#### [EXERCISE DESCRIPTION]
Write out the records again, exactly, leaving none out.

Extracted data entries
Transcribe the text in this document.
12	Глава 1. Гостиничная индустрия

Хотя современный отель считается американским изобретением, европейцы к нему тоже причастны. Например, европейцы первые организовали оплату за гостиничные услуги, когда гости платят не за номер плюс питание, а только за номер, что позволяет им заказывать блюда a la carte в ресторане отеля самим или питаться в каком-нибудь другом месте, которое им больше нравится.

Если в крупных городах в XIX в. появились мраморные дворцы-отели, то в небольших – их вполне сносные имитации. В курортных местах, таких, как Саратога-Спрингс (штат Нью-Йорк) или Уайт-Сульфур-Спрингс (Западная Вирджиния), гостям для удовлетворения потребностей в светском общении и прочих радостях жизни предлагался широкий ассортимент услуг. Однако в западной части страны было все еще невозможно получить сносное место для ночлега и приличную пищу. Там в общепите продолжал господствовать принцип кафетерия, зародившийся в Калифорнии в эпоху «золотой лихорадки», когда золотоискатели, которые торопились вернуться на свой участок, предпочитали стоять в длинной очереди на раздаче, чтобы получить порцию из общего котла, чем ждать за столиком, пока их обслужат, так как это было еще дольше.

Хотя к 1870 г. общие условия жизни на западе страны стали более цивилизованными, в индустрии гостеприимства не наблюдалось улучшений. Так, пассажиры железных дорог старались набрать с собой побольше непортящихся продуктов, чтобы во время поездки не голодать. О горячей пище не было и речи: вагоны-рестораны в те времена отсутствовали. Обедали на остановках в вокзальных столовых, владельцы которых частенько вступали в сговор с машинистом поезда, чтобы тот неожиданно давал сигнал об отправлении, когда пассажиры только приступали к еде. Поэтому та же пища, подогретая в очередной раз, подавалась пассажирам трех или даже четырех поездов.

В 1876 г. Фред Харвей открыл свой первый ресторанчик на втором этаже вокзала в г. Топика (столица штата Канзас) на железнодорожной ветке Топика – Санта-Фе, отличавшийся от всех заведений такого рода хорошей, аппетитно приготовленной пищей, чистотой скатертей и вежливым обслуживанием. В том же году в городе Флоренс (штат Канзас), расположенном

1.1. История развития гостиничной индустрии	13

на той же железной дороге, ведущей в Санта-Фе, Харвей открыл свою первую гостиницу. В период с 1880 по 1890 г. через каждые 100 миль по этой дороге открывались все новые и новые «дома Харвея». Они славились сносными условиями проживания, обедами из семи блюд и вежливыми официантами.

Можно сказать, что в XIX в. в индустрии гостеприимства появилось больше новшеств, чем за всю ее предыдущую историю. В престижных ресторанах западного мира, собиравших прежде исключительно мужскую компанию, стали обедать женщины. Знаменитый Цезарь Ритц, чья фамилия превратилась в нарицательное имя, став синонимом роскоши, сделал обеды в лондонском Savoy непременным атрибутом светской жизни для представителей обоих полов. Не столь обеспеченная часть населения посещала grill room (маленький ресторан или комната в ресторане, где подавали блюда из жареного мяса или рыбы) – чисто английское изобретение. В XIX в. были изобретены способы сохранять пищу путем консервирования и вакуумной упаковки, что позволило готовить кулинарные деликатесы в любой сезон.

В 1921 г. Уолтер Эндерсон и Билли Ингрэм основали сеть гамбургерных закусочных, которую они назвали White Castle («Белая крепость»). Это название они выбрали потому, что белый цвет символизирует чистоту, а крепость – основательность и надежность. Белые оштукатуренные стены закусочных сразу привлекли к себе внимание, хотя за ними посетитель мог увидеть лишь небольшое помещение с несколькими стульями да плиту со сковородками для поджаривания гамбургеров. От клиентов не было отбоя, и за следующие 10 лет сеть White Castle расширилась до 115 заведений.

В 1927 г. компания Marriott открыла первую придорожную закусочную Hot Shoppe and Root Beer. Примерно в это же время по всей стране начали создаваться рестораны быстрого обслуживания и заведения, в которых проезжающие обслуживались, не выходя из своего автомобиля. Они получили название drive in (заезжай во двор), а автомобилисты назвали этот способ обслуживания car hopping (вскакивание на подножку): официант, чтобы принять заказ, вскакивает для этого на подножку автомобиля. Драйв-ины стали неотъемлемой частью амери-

#### [ANSWER IN FULL]
Transcribe the text in this document.
12	Глава 1. Гостиничная индустрия

Хотя современный отель считается американским изобретением, европейцы к нему тоже причастны. Например, европейцы первые организовали оплату за гостиничные услуги, когда гости платят не за номер плюс питание, а только за номер, что позволяет им заказывать блюда a la carte в ресторане отеля самим или питаться в каком-нибудь другом месте, которое им больше нравится.

Если в крупных городах в XIX в. появились мраморные дворцы-отели, то в небольших – их вполне сносные имитации. В курортных местах, таких, как Саратога-Спрингс (штат Нью-Йорк) или Уайт-Сульфур-Спрингс (Западная Вирджиния), гостям для удовлетворения потребностей в светском общении и прочих радостях жизни предлагался широкий ассортимент услуг. Однако в западной части страны было все еще невозможно получить сносное место для ночлега и приличную пищу. Там в общепите продолжал господствовать принцип кафетерия, зародившийся в Калифорнии в эпоху «золотой лихорадки», когда золотоискатели, которые торопились вернуться на свой участок, предпочитали стоять в длинной очереди на раздаче, чтобы получить порцию из общего котла, чем ждать за столиком, пока их обслужат, так как это было еще дольше.

Хотя к 1870 г. общие условия жизни на западе страны стали более цивилизованными, в индустрии гостеприимства не наблюдалось улучшений. Так, пассажиры железных дорог старались набрать с собой побольше непортящихся продуктов, чтобы во время поездки не голодать. О горячей пище не было и речи: вагоны-рестораны в те времена отсутствовали. Обедали на остановках в вокзальных столовых, владельцы которых частенько вступали в сговор с машинистом поезда, чтобы тот неожиданно давал сигнал об отправлении, когда пассажиры только приступали к еде. Поэтому та же пища, подогретая в очередной раз, подавалась пассажирам трех или даже четырех поездов.

В 1876 г. Фред Харвей открыл свой первый ресторанчик на втором этаже вокзала в г. Топика (столица штата Канзас) на железнодорожной ветке Топика – Санта-Фе, отличавшийся от всех заведений такого рода хорошей, аппетитно приготовленной пищей, чистотой скатертей и вежливым обслуживанием. В том же году в городе Флоренс (штат Канзас), расположенном

1.1. История развития гостиничной индустрии	13

на той же железной дороге, ведущей в Санта-Фе, Харвей открыл свою первую гостиницу. В период с 1880 по 1890 г. через каждые 100 миль по этой дороге открывались все новые и новые «дома Харвея». Они славились сносными условиями проживания, обедами из семи блюд и вежливыми официантами.

Можно сказать, что в XIX в. в индустрии гостеприимства появилось больше новшеств, чем за всю ее предыдущую историю. В престижных ресторанах западного мира, собиравших прежде исключительно мужскую компанию, стали обедать женщины. Знаменитый Цезарь Ритц, чья фамилия превратилась в нарицательное имя, став синонимом роскоши, сделал обеды в лондонском Savoy непременным атрибутом светской жизни для представителей обоих полов. Не столь обеспеченная часть населения посещала grill room (маленький ресторан или комната в ресторане, где подавали блюда из жареного мяса или рыбы) – чисто английское изобретение. В XIX в. были изобретены способы сохранять пищу путем консервирования и вакуумной упаковки, что позволило готовить кулинарные деликатесы в любой сезон.

В 1921 г. Уолтер Эндерсон и Билли Ингрэм основали сеть гамбургерных закусочных, которую они назвали White Castle («Белая крепость»). Это название они выбрали потому, что белый цвет символизирует чистоту, а крепость – основательность и надежность. Белые оштукатуренные стены закусочных сразу привлекли к себе внимание, хотя за ними посетитель мог увидеть лишь небольшое помещение с несколькими стульями да плиту со сковородками для поджаривания гамбургеров. От клиентов не было отбоя, и за следующие 10 лет сеть White Castle расширилась до 115 заведений.

В 1927 г. компания Marriott открыла первую придорожную закусочную Hot Shoppe and Root Beer. Примерно в это же время по всей стране начали создаваться рестораны быстрого обслуживания и заведения, в которых проезжающие обслуживались, не выходя из своего автомобиля. Они получили название drive in (заезжай во двор), а автомобилисты назвали этот способ обслуживания car hopping (вскакивание на подножку): официант, чтобы принять заказ, вскакивает для этого на подножку автомобиля. Драйв-ины стали неотъемлемой частью амери-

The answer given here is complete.